— START OF Extracted data —
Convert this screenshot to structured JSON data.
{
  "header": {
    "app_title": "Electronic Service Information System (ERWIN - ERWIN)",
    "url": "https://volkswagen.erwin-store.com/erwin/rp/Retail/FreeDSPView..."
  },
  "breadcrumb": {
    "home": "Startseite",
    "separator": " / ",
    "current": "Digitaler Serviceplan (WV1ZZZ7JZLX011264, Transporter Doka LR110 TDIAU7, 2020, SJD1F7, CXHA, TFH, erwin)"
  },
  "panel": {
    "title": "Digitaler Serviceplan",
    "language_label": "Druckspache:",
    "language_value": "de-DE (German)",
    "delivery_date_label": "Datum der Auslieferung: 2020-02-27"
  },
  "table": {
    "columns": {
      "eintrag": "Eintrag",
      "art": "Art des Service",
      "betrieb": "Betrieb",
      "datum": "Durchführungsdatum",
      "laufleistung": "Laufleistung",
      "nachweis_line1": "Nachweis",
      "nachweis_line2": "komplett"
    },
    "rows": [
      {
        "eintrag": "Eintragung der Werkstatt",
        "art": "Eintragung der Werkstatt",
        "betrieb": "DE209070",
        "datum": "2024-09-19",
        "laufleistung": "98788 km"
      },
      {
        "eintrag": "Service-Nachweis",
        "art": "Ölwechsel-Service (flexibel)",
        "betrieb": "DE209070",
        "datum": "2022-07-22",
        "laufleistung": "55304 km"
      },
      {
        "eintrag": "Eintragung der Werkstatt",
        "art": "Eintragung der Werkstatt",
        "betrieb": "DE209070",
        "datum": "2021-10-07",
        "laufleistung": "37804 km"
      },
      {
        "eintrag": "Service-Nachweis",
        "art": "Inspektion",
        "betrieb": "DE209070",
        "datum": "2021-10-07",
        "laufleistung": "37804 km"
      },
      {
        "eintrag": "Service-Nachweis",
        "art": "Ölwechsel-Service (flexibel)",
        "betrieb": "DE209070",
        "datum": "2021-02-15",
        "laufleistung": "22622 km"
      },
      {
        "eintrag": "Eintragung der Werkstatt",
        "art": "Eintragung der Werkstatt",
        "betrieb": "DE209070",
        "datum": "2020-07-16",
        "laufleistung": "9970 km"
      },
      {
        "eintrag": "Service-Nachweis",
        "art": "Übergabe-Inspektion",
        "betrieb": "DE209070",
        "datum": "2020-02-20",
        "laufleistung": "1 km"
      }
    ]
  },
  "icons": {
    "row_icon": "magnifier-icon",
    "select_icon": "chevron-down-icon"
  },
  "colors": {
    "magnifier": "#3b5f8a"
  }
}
— END OF Extracted data —
■ Exercise directions:
Reproduce the material verbatim, line by line.

■ Solution to this task:
Convert this screenshot to structured JSON data.
{
  "header": {
    "app_title": "Electronic Service Information System (ERWIN - ERWIN)",
    "url": "https://volkswagen.erwin-store.com/erwin/rp/Retail/FreeDSPView..."
  },
  "breadcrumb": {
    "home": "Startseite",
    "separator": " / ",
    "current": "Digitaler Serviceplan (WV1ZZZ7JZLX011264, Transporter Doka LR110 TDIAU7, 2020, SJD1F7, CXHA, TFH, erwin)"
  },
  "panel": {
    "title": "Digitaler Serviceplan",
    "language_label": "Druckspache:",
    "language_value": "de-DE (German)",
    "delivery_date_label": "Datum der Auslieferung: 2020-02-27"
  },
  "table": {
    "columns": {
      "eintrag": "Eintrag",
      "art": "Art des Service",
      "betrieb": "Betrieb",
      "datum": "Durchführungsdatum",
      "laufleistung": "Laufleistung",
      "nachweis_line1": "Nachweis",
      "nachweis_line2": "komplett"
    },
    "rows": [
      {
        "eintrag": "Eintragung der Werkstatt",
        "art": "Eintragung der Werkstatt",
        "betrieb": "DE209070",
        "datum": "2024-09-19",
        "laufleistung": "98788 km"
      },
      {
        "eintrag": "Service-Nachweis",
        "art": "Ölwechsel-Service (flexibel)",
        "betrieb": "DE209070",
        "datum": "2022-07-22",
        "laufleistung": "55304 km"
      },
      {
        "eintrag": "Eintragung der Werkstatt",
        "art": "Eintragung der Werkstatt",
        "betrieb": "DE209070",
        "datum": "2021-10-07",
        "laufleistung": "37804 km"
      },
      {
        "eintrag": "Service-Nachweis",
        "art": "Inspektion",
        "betrieb": "DE209070",
        "datum": "2021-10-07",
        "laufleistung": "37804 km"
      },
      {
        "eintrag": "Service-Nachweis",
        "art": "Ölwechsel-Service (flexibel)",
        "betrieb": "DE209070",
        "datum": "2021-02-15",
        "laufleistung": "22622 km"
      },
      {
        "eintrag": "Eintragung der Werkstatt",
        "art": "Eintragung der Werkstatt",
        "betrieb": "DE209070",
        "datum": "2020-07-16",
        "laufleistung": "9970 km"
      },
      {
        "eintrag": "Service-Nachweis",
        "art": "Übergabe-Inspektion",
        "betrieb": "DE209070",
        "datum": "2020-02-20",
        "laufleistung": "1 km"
      }
    ]
  },
  "icons": {
    "row_icon": "magnifier-icon",
    "select_icon": "chevron-down-icon"
  },
  "colors": {
    "magnifier": "#3b5f8a"
  }
}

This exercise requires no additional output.